The exercise
Determine the number of lines in these entries that hold the word "decision". Give the number and nothing more.

(Collected data entries)
^^^^

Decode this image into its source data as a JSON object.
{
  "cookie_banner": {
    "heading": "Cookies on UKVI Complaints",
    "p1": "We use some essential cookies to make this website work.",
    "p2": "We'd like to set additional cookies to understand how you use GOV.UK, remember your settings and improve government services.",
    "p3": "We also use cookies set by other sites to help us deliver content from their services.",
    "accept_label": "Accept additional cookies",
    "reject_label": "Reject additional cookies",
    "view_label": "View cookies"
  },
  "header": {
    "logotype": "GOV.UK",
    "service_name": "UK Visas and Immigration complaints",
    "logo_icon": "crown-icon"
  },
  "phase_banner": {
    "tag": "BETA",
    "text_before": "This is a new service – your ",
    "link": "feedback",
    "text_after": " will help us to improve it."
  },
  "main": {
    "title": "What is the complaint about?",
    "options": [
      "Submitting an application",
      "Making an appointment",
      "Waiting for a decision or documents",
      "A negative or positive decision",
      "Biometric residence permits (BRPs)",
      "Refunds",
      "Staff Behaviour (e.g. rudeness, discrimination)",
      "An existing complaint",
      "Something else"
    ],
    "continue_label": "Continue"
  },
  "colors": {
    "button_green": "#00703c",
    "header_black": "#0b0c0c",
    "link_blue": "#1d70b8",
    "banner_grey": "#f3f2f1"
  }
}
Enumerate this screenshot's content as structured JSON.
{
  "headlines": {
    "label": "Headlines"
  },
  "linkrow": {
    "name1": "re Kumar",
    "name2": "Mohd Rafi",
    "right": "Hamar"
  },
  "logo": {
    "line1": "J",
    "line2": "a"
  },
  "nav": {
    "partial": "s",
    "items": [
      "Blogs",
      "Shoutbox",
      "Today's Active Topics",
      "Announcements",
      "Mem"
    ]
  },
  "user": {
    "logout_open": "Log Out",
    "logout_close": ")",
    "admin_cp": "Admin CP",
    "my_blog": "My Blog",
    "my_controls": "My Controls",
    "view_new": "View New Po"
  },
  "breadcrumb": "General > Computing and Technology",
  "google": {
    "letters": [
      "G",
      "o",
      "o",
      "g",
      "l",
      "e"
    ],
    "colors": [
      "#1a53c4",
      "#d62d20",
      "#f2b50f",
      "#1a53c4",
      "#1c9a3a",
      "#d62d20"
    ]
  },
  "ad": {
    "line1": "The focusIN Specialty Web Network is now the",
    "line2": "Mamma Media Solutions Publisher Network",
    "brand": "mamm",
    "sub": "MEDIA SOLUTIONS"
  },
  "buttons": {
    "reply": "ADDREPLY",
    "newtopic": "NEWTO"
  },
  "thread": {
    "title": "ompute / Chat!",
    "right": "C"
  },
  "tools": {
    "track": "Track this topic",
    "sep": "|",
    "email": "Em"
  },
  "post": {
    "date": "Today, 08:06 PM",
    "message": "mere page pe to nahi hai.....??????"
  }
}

^^^^

Completed task
2